* [WORK TO BE COMPLETED]
Exactly the lines from the one containing "Read out every word on this page." through the final line of the listing are to be retyped, and nothing more.

* [ROWS]
######

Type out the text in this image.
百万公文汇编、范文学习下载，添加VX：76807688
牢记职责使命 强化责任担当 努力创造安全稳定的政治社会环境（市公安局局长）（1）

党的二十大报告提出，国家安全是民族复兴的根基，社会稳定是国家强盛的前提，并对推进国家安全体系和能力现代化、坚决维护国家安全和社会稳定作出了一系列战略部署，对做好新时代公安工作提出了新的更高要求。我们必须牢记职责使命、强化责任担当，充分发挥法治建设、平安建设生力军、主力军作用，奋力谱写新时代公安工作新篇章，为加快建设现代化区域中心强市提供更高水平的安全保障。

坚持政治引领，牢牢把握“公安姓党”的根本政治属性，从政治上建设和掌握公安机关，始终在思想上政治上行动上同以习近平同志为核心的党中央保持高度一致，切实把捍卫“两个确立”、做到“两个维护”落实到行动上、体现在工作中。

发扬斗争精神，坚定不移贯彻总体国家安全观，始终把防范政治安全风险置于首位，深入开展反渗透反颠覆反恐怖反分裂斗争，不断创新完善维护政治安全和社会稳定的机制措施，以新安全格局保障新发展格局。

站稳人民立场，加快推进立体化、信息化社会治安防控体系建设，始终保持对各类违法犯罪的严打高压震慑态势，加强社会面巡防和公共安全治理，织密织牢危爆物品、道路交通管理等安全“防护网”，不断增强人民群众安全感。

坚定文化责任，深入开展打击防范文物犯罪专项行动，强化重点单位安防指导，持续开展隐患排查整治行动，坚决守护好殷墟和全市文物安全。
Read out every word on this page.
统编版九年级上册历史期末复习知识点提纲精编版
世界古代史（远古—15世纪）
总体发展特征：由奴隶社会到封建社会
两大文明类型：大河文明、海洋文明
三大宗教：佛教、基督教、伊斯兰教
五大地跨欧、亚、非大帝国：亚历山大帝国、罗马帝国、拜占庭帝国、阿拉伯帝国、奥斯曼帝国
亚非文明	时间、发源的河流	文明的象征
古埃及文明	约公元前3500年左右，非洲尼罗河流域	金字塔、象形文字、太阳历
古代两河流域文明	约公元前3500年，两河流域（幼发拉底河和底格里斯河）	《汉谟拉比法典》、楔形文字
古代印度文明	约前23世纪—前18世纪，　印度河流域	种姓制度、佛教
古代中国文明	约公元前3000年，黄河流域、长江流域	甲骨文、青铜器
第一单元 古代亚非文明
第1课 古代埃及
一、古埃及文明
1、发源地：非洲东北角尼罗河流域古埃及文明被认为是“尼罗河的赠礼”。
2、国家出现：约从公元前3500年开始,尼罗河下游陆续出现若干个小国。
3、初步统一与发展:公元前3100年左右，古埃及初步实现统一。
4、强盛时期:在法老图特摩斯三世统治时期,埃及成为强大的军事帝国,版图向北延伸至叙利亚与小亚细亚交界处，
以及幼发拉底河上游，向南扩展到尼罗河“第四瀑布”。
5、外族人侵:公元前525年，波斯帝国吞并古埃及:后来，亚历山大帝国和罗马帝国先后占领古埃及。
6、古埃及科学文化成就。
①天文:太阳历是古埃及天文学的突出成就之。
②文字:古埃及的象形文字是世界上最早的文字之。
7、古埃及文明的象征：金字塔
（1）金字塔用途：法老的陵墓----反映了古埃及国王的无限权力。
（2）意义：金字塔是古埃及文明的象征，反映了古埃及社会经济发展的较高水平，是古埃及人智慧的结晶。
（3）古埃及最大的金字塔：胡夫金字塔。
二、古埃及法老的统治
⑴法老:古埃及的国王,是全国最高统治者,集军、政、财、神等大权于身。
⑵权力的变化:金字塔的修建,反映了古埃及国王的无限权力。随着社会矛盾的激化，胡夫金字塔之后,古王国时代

######

* [SOLUTION TO THE PROBLEM]
Read out every word on this page.
统编版九年级上册历史期末复习知识点提纲精编版
世界古代史（远古—15世纪）
总体发展特征：由奴隶社会到封建社会
两大文明类型：大河文明、海洋文明
三大宗教：佛教、基督教、伊斯兰教
五大地跨欧、亚、非大帝国：亚历山大帝国、罗马帝国、拜占庭帝国、阿拉伯帝国、奥斯曼帝国
亚非文明	时间、发源的河流	文明的象征
古埃及文明	约公元前3500年左右，非洲尼罗河流域	金字塔、象形文字、太阳历
古代两河流域文明	约公元前3500年，两河流域（幼发拉底河和底格里斯河）	《汉谟拉比法典》、楔形文字
古代印度文明	约前23世纪—前18世纪，　印度河流域	种姓制度、佛教
古代中国文明	约公元前3000年，黄河流域、长江流域	甲骨文、青铜器
第一单元 古代亚非文明
第1课 古代埃及
一、古埃及文明
1、发源地：非洲东北角尼罗河流域古埃及文明被认为是“尼罗河的赠礼”。
2、国家出现：约从公元前3500年开始,尼罗河下游陆续出现若干个小国。
3、初步统一与发展:公元前3100年左右，古埃及初步实现统一。
4、强盛时期:在法老图特摩斯三世统治时期,埃及成为强大的军事帝国,版图向北延伸至叙利亚与小亚细亚交界处，
以及幼发拉底河上游，向南扩展到尼罗河“第四瀑布”。
5、外族人侵:公元前525年，波斯帝国吞并古埃及:后来，亚历山大帝国和罗马帝国先后占领古埃及。
6、古埃及科学文化成就。
①天文:太阳历是古埃及天文学的突出成就之。
②文字:古埃及的象形文字是世界上最早的文字之。
7、古埃及文明的象征：金字塔
（1）金字塔用途：法老的陵墓----反映了古埃及国王的无限权力。
（2）意义：金字塔是古埃及文明的象征，反映了古埃及社会经济发展的较高水平，是古埃及人智慧的结晶。
（3）古埃及最大的金字塔：胡夫金字塔。
二、古埃及法老的统治
⑴法老:古埃及的国王,是全国最高统治者,集军、政、财、神等大权于身。
⑵权力的变化:金字塔的修建,反映了古埃及国王的无限权力。随着社会矛盾的激化，胡夫金字塔之后,古王国时代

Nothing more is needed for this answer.